* BEGIN LISTED RECORDS *

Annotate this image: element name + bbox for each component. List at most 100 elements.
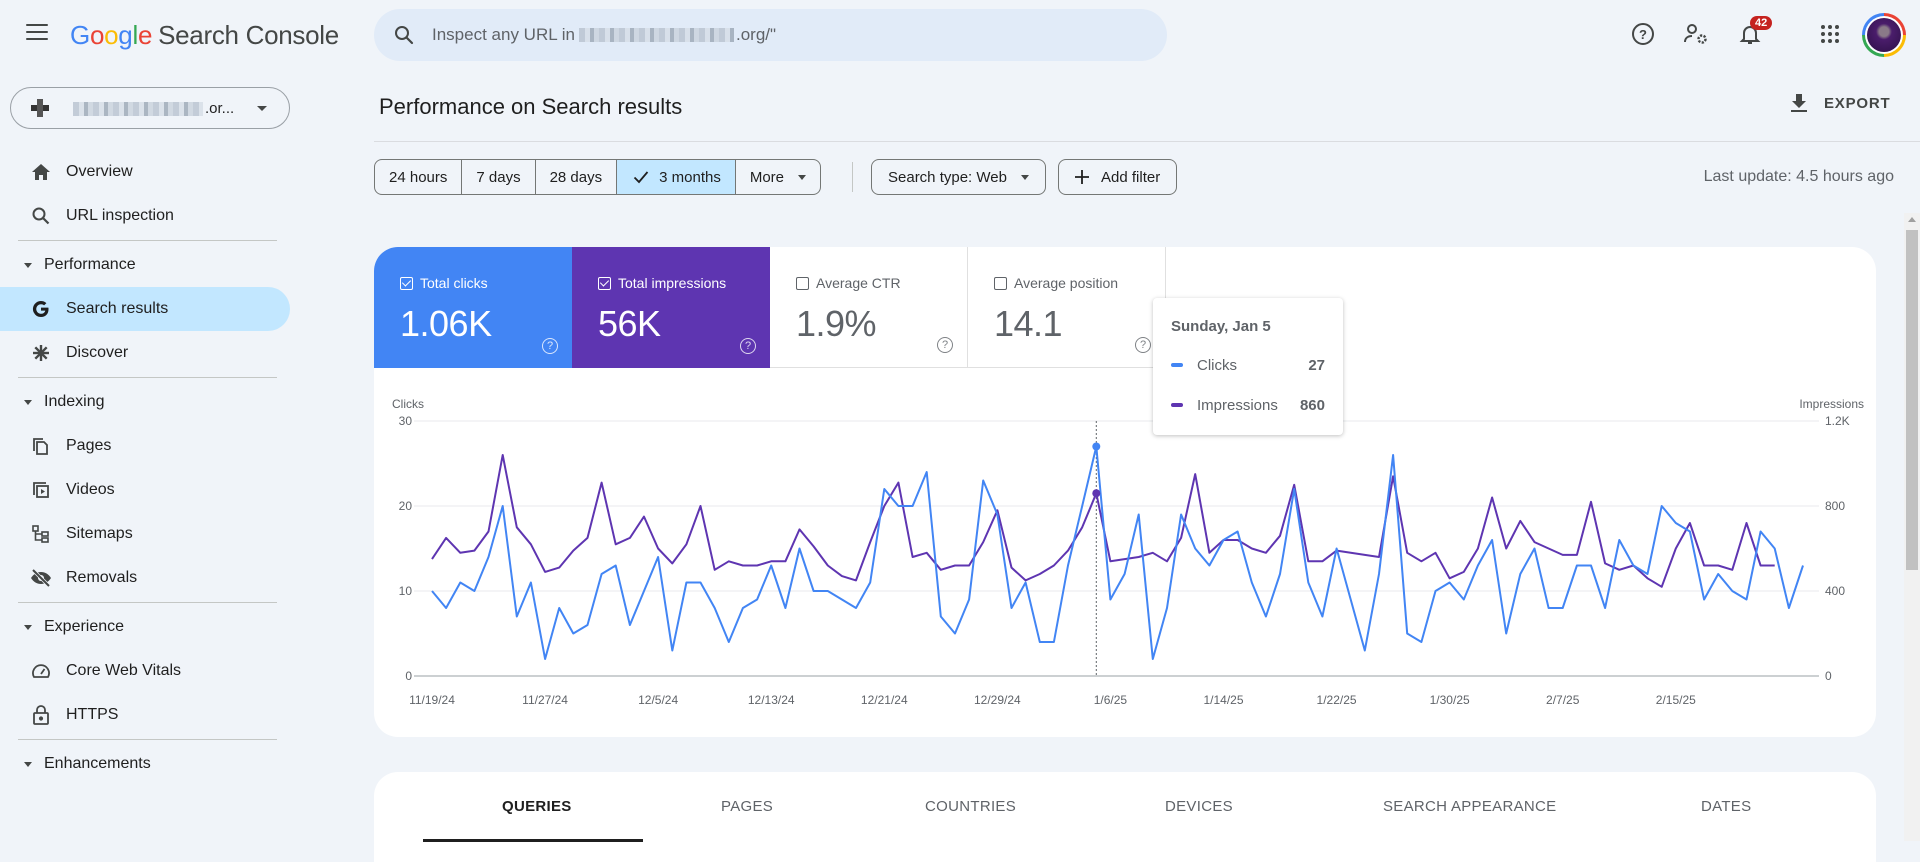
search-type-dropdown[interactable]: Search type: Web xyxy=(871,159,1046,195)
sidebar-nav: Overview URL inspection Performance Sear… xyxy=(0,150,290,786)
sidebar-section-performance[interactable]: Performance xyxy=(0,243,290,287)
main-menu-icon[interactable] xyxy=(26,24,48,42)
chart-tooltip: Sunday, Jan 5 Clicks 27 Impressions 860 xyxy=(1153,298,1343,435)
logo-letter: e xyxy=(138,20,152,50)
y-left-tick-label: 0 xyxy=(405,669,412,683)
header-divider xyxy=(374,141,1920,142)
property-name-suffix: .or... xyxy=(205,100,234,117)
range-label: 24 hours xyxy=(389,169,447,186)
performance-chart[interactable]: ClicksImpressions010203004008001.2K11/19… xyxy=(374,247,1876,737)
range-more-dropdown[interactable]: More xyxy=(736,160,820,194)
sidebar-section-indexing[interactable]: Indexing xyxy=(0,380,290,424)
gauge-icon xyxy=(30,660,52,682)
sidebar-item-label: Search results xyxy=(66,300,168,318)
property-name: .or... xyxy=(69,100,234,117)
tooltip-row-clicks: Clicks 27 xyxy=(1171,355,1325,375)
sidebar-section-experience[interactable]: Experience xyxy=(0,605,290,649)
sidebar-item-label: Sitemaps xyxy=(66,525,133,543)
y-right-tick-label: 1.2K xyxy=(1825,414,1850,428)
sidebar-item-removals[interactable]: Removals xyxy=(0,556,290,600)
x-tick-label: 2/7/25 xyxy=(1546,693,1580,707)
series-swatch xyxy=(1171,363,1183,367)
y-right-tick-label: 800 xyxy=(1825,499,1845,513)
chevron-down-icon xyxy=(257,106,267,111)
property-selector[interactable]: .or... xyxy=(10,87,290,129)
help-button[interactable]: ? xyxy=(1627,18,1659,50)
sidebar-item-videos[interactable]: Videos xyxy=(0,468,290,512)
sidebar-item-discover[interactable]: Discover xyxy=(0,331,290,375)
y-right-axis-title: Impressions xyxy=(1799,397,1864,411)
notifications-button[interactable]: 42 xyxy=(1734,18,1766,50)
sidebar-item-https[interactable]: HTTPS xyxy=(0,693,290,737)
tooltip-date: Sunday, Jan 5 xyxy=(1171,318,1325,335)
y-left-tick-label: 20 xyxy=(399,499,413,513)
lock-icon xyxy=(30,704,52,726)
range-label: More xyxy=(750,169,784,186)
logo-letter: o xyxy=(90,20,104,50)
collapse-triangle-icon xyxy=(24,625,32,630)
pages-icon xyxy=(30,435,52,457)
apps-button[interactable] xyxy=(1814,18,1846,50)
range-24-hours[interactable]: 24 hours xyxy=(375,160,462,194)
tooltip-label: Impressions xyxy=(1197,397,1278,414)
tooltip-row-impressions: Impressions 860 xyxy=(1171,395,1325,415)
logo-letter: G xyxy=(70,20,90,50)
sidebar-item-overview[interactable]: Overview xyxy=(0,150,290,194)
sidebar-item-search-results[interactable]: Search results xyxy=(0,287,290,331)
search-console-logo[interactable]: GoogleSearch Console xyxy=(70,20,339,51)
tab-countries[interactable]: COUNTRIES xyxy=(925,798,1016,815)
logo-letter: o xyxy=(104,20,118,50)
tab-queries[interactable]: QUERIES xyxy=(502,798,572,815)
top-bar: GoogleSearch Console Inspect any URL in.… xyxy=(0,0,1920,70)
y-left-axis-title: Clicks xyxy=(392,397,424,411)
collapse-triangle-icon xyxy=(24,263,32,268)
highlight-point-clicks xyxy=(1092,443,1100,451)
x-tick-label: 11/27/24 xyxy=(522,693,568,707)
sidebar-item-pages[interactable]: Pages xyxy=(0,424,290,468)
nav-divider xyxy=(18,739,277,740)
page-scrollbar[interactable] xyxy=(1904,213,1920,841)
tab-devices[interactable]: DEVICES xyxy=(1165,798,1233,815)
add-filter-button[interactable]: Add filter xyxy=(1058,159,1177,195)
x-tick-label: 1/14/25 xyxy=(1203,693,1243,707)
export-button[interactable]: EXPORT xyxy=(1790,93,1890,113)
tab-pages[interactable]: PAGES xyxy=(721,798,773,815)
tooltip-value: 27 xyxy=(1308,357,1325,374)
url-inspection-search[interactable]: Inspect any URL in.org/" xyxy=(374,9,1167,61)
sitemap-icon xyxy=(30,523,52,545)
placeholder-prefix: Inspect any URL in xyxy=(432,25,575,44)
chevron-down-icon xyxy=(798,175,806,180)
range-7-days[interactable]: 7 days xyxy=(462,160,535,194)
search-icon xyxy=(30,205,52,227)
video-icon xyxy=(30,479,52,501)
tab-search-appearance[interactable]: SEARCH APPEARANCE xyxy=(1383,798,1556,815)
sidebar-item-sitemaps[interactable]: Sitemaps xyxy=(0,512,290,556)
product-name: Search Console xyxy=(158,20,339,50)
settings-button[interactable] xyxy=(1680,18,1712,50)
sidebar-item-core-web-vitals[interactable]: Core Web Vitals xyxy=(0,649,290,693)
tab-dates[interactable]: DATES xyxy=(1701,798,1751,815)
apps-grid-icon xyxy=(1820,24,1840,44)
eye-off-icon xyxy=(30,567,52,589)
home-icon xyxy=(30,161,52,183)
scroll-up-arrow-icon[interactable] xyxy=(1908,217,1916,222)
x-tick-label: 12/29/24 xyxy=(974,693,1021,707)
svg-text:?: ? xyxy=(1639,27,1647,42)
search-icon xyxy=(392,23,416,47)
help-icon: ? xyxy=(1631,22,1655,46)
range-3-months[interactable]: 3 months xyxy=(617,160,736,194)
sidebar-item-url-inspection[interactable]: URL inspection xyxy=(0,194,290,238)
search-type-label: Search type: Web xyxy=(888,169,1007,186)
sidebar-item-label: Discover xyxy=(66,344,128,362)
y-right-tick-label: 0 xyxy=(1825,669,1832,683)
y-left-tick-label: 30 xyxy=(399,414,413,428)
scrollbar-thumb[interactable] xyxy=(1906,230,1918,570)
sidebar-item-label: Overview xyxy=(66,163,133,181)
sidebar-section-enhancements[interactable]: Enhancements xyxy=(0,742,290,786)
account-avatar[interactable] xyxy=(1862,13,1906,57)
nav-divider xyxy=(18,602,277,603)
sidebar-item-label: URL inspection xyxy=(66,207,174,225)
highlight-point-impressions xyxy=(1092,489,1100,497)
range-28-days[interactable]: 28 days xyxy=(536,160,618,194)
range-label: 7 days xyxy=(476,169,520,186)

* END LISTED RECORDS *
* BEGIN LISTED RECORDS *

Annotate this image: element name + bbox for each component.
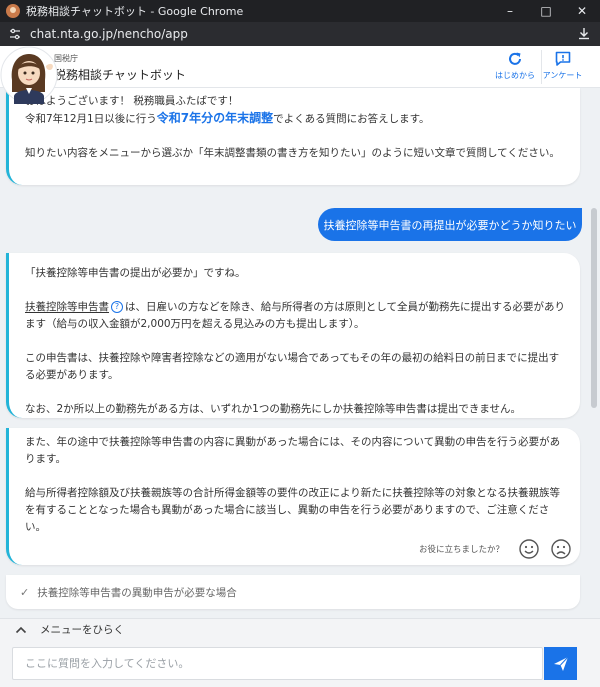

* END LISTED RECORDS *

**TASK TO COMPLETE**
Please output the part of the items that opens with the line containing "most 100 elements." and closes with the line containing "x-tick-label: 2/7/25 xyxy=(1546,693,1580,707)", both lines included, as a JSON list of strings with one string per line. Leave out blank lines and the picture.

**THE COMPLETED TASK**
[
  "Annotate this image: element name + bbox for each component. List at most 100 elements.",
  "search-type-dropdown[interactable]: Search type: Web xyxy=(871,159,1046,195)",
  "sidebar-nav: Overview URL inspection Performance Sear… xyxy=(0,150,290,786)",
  "sidebar-section-performance[interactable]: Performance xyxy=(0,243,290,287)",
  "main-menu-icon[interactable] xyxy=(26,24,48,42)",
  "chart-tooltip: Sunday, Jan 5 Clicks 27 Impressions 860 xyxy=(1153,298,1343,435)",
  "logo-letter: e xyxy=(138,20,152,50)",
  "y-left-tick-label: 0 xyxy=(405,669,412,683)",
  "header-divider xyxy=(374,141,1920,142)",
  "property-name-suffix: .or... xyxy=(205,100,234,117)",
  "range-label: 24 hours xyxy=(389,169,447,186)",
  "performance-chart[interactable]: ClicksImpressions010203004008001.2K11/19… xyxy=(374,247,1876,737)",
  "range-more-dropdown[interactable]: More xyxy=(736,160,820,194)",
  "sidebar-section-indexing[interactable]: Indexing xyxy=(0,380,290,424)",
  "gauge-icon xyxy=(30,660,52,682)",
  "sidebar-item-label: Search results xyxy=(66,300,168,318)",
  "property-name: .or... xyxy=(69,100,234,117)",
  "tooltip-row-clicks: Clicks 27 xyxy=(1171,355,1325,375)",
  "sidebar-section-experience[interactable]: Experience xyxy=(0,605,290,649)",
  "sidebar-item-label: Sitemaps xyxy=(66,525,133,543)",
  "y-right-tick-label: 1.2K xyxy=(1825,414,1850,428)",
  "sidebar-item-removals[interactable]: Removals xyxy=(0,556,290,600)",
  "x-tick-label: 2/7/25 xyxy=(1546,693,1580,707)"
]